→ WORK TO BE COMPLETED
Return all the data below as it stands, minus the pictures.

→ PROVIDED MATERIAL

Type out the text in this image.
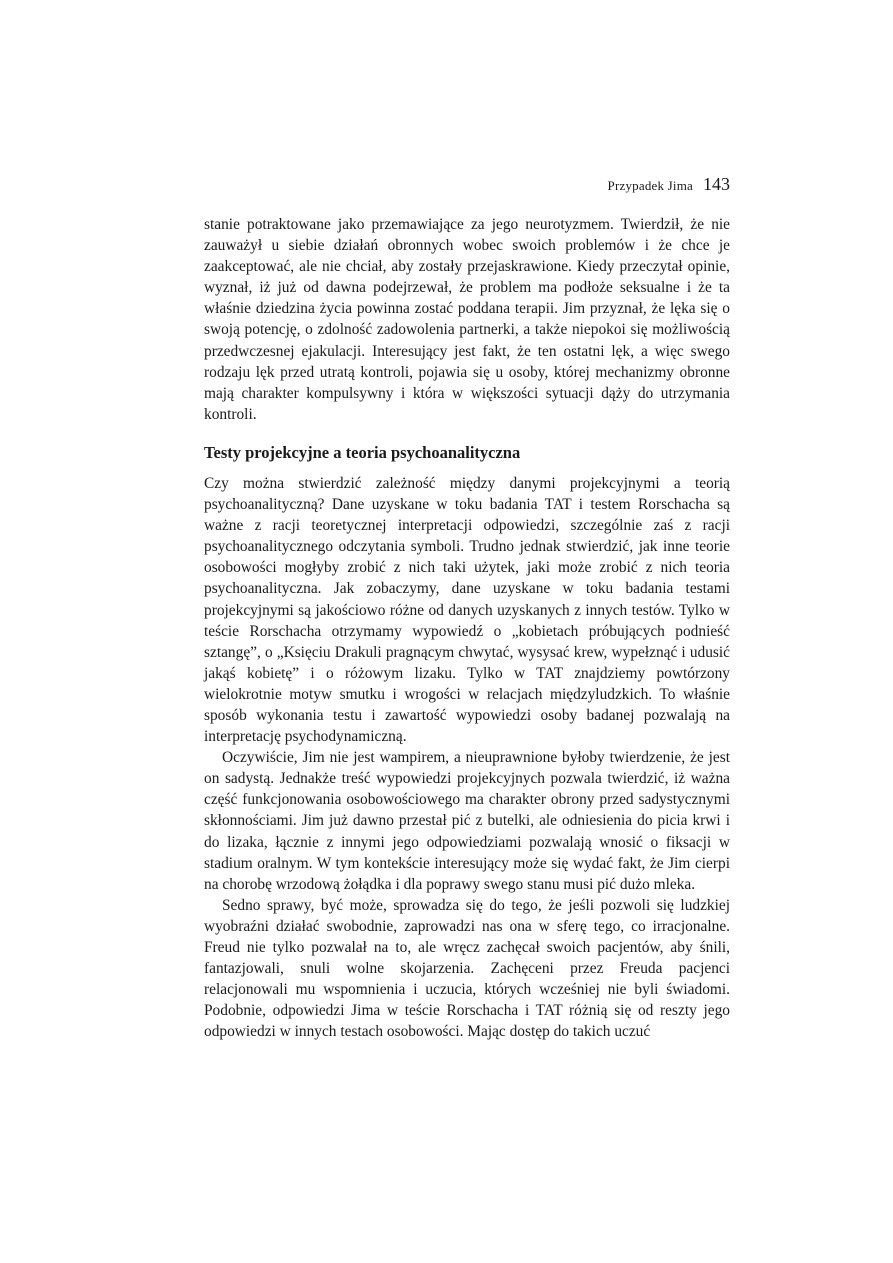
Przypadek Jima 143

stanie potraktowane jako przemawiające za jego neurotyzmem. Twierdził, że nie zauważył u siebie działań obronnych wobec swoich problemów i że chce je zaakceptować, ale nie chciał, aby zostały przejaskrawione. Kiedy przeczytał opinie, wyznał, iż już od dawna podejrzewał, że problem ma podłoże seksualne i że ta właśnie dziedzina życia powinna zostać poddana terapii. Jim przyznał, że lęka się o swoją potencję, o zdolność zadowolenia partnerki, a także niepokoi się możliwością przedwczesnej ejakulacji. Interesujący jest fakt, że ten ostatni lęk, a więc swego rodzaju lęk przed utratą kontroli, pojawia się u osoby, której mechanizmy obronne mają charakter kompulsywny i która w większości sytuacji dąży do utrzymania kontroli.

Testy projekcyjne a teoria psychoanalityczna

Czy można stwierdzić zależność między danymi projekcyjnymi a teorią psychoanalityczną? Dane uzyskane w toku badania TAT i testem Rorschacha są ważne z racji teoretycznej interpretacji odpowiedzi, szczególnie zaś z racji psychoanalitycznego odczytania symboli. Trudno jednak stwierdzić, jak inne teorie osobowości mogłyby zrobić z nich taki użytek, jaki może zrobić z nich teoria psychoanalityczna. Jak zobaczymy, dane uzyskane w toku badania testami projekcyjnymi są jakościowo różne od danych uzyskanych z innych testów. Tylko w teście Rorschacha otrzymamy wypowiedź o „kobietach próbujących podnieść sztangę”, o „Księciu Drakuli pragnącym chwytać, wysysać krew, wypełznąć i udusić jakąś kobietę” i o różowym lizaku. Tylko w TAT znajdziemy powtórzony wielokrotnie motyw smutku i wrogości w relacjach międzyludzkich. To właśnie sposób wykonania testu i zawartość wypowiedzi osoby badanej pozwalają na interpretację psychodynamiczną.

Oczywiście, Jim nie jest wampirem, a nieuprawnione byłoby twierdzenie, że jest on sadystą. Jednakże treść wypowiedzi projekcyjnych pozwala twierdzić, iż ważna część funkcjonowania osobowościowego ma charakter obrony przed sadystycznymi skłonnościami. Jim już dawno przestał pić z butelki, ale odniesienia do picia krwi i do lizaka, łącznie z innymi jego odpowiedziami pozwalają wnosić o fiksacji w stadium oralnym. W tym kontekście interesujący może się wydać fakt, że Jim cierpi na chorobę wrzodową żołądka i dla poprawy swego stanu musi pić dużo mleka.

Sedno sprawy, być może, sprowadza się do tego, że jeśli pozwoli się ludzkiej wyobraźni działać swobodnie, zaprowadzi nas ona w sferę tego, co irracjonalne. Freud nie tylko pozwalał na to, ale wręcz zachęcał swoich pacjentów, aby śnili, fantazjowali, snuli wolne skojarzenia. Zachęceni przez Freuda pacjenci relacjonowali mu wspomnienia i uczucia, których wcześniej nie byli świadomi. Podobnie, odpowiedzi Jima w teście Rorschacha i TAT różnią się od reszty jego odpowiedzi w innych testach osobowości. Mając dostęp do takich uczuć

→ TASK RESULT
Type out the text in this image.
Przypadek Jima 143

stanie potraktowane jako przemawiające za jego neurotyzmem. Twierdził, że nie zauważył u siebie działań obronnych wobec swoich problemów i że chce je zaakceptować, ale nie chciał, aby zostały przejaskrawione. Kiedy przeczytał opinie, wyznał, iż już od dawna podejrzewał, że problem ma podłoże seksualne i że ta właśnie dziedzina życia powinna zostać poddana terapii. Jim przyznał, że lęka się o swoją potencję, o zdolność zadowolenia partnerki, a także niepokoi się możliwością przedwczesnej ejakulacji. Interesujący jest fakt, że ten ostatni lęk, a więc swego rodzaju lęk przed utratą kontroli, pojawia się u osoby, której mechanizmy obronne mają charakter kompulsywny i która w większości sytuacji dąży do utrzymania kontroli.

Testy projekcyjne a teoria psychoanalityczna

Czy można stwierdzić zależność między danymi projekcyjnymi a teorią psychoanalityczną? Dane uzyskane w toku badania TAT i testem Rorschacha są ważne z racji teoretycznej interpretacji odpowiedzi, szczególnie zaś z racji psychoanalitycznego odczytania symboli. Trudno jednak stwierdzić, jak inne teorie osobowości mogłyby zrobić z nich taki użytek, jaki może zrobić z nich teoria psychoanalityczna. Jak zobaczymy, dane uzyskane w toku badania testami projekcyjnymi są jakościowo różne od danych uzyskanych z innych testów. Tylko w teście Rorschacha otrzymamy wypowiedź o „kobietach próbujących podnieść sztangę”, o „Księciu Drakuli pragnącym chwytać, wysysać krew, wypełznąć i udusić jakąś kobietę” i o różowym lizaku. Tylko w TAT znajdziemy powtórzony wielokrotnie motyw smutku i wrogości w relacjach międzyludzkich. To właśnie sposób wykonania testu i zawartość wypowiedzi osoby badanej pozwalają na interpretację psychodynamiczną.

Oczywiście, Jim nie jest wampirem, a nieuprawnione byłoby twierdzenie, że jest on sadystą. Jednakże treść wypowiedzi projekcyjnych pozwala twierdzić, iż ważna część funkcjonowania osobowościowego ma charakter obrony przed sadystycznymi skłonnościami. Jim już dawno przestał pić z butelki, ale odniesienia do picia krwi i do lizaka, łącznie z innymi jego odpowiedziami pozwalają wnosić o fiksacji w stadium oralnym. W tym kontekście interesujący może się wydać fakt, że Jim cierpi na chorobę wrzodową żołądka i dla poprawy swego stanu musi pić dużo mleka.

Sedno sprawy, być może, sprowadza się do tego, że jeśli pozwoli się ludzkiej wyobraźni działać swobodnie, zaprowadzi nas ona w sferę tego, co irracjonalne. Freud nie tylko pozwalał na to, ale wręcz zachęcał swoich pacjentów, aby śnili, fantazjowali, snuli wolne skojarzenia. Zachęceni przez Freuda pacjenci relacjonowali mu wspomnienia i uczucia, których wcześniej nie byli świadomi. Podobnie, odpowiedzi Jima w teście Rorschacha i TAT różnią się od reszty jego odpowiedzi w innych testach osobowości. Mając dostęp do takich uczuć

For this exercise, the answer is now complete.